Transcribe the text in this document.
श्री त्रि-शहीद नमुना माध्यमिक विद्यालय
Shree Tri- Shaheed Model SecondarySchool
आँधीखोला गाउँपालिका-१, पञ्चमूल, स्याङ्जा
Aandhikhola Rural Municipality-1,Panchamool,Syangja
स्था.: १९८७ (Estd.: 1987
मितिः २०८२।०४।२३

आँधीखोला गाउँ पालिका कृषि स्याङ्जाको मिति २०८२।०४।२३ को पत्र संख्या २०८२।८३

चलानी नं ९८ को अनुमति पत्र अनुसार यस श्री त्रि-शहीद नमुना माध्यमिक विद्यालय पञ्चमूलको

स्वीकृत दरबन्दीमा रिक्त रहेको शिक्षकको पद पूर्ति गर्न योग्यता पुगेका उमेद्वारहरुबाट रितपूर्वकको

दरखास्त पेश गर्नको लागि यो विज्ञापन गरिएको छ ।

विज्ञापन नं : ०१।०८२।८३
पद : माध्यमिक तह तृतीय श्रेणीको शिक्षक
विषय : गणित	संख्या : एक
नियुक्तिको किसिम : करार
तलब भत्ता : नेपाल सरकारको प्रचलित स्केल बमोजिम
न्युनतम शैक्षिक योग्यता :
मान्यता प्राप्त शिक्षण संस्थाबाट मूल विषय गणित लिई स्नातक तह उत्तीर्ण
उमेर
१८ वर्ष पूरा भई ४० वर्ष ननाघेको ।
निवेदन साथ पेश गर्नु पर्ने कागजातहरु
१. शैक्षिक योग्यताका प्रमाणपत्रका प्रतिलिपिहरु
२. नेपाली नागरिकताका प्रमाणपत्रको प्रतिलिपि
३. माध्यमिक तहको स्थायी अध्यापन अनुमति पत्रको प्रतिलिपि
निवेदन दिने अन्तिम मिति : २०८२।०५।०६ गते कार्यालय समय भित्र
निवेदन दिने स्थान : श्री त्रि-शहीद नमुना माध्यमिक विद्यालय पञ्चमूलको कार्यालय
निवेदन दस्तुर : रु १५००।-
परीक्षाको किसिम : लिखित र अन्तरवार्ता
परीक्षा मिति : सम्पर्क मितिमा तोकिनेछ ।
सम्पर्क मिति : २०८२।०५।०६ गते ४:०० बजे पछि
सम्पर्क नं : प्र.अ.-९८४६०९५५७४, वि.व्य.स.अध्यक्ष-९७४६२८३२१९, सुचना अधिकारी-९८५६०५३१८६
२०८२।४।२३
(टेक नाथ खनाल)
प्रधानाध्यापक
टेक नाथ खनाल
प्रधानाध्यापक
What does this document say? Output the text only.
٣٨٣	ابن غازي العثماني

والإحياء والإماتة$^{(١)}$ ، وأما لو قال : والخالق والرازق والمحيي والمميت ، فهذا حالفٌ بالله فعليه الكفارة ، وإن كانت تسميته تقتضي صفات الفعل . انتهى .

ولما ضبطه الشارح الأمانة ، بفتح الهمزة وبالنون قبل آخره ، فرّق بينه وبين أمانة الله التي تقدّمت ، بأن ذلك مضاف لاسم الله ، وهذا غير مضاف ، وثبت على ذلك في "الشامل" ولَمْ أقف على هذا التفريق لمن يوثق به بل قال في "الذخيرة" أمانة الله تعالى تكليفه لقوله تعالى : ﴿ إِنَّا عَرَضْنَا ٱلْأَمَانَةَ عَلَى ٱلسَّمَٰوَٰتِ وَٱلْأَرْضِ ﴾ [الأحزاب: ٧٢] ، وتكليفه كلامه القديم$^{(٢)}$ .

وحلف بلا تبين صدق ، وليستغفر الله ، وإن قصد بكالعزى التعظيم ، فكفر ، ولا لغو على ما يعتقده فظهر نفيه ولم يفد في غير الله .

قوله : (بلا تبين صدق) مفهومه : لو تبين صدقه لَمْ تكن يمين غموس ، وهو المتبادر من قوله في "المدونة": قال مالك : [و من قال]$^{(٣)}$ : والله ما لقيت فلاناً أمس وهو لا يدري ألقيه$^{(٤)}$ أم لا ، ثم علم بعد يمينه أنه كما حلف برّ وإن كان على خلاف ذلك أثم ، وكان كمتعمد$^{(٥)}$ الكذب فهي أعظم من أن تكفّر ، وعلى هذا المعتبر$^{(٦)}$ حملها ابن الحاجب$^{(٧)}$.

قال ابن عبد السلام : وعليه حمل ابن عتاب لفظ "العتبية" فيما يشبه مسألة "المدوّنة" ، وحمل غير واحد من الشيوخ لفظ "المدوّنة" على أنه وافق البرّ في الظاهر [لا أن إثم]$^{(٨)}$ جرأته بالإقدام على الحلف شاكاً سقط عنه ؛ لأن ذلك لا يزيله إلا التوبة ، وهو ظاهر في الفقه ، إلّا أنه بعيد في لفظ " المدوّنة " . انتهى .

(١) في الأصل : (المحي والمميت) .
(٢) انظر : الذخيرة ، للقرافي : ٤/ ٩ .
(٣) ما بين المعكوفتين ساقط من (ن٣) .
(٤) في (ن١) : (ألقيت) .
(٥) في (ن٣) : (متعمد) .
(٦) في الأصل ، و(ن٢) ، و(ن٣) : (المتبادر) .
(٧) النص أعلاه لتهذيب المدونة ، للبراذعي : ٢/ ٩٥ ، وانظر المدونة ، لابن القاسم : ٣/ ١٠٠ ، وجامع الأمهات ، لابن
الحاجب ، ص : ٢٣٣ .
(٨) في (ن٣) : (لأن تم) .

* * * * * * * * *

_Exercise instructions_.
Check each line in the records for the word "المدونة" and say how many have it, with nothing else.

_Solution below_.
2